▶ [Written instruction] All records are to be retyped faithfully and completely.

[Begin Supplied information]

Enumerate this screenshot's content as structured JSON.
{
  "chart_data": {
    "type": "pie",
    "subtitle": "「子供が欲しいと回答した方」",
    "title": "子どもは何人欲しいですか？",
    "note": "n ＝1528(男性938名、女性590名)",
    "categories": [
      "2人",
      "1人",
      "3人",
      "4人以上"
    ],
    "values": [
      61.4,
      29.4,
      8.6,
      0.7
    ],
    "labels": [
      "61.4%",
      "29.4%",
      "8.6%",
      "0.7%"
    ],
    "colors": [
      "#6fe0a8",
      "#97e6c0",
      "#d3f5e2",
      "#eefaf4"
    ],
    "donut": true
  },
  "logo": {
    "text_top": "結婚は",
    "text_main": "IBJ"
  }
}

[End Supplied information]

▶ [Task result]
Enumerate this screenshot's content as structured JSON.
{
  "chart_data": {
    "type": "pie",
    "subtitle": "「子供が欲しいと回答した方」",
    "title": "子どもは何人欲しいですか？",
    "note": "n ＝1528(男性938名、女性590名)",
    "categories": [
      "2人",
      "1人",
      "3人",
      "4人以上"
    ],
    "values": [
      61.4,
      29.4,
      8.6,
      0.7
    ],
    "labels": [
      "61.4%",
      "29.4%",
      "8.6%",
      "0.7%"
    ],
    "colors": [
      "#6fe0a8",
      "#97e6c0",
      "#d3f5e2",
      "#eefaf4"
    ],
    "donut": true
  },
  "logo": {
    "text_top": "結婚は",
    "text_main": "IBJ"
  }
}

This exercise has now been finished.